STATED GOAL: Gather up every line that includes the string "Receiving".

Begin

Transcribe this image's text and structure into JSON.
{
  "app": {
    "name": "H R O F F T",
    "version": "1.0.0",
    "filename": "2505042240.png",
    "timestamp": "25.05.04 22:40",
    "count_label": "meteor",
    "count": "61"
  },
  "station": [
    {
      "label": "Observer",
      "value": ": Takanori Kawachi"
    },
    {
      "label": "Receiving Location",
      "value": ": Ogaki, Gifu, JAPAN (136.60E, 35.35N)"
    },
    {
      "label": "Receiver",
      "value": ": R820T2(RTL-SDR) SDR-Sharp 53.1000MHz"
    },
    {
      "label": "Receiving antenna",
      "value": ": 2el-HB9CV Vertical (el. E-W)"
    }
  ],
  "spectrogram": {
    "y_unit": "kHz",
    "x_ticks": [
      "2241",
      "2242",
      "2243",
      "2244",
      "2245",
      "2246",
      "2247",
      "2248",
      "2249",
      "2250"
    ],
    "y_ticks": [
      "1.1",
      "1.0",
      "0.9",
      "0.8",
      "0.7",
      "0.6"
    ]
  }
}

End

RESULT BELOW:
      "label": "Receiving Location",
      "label": "Receiving antenna",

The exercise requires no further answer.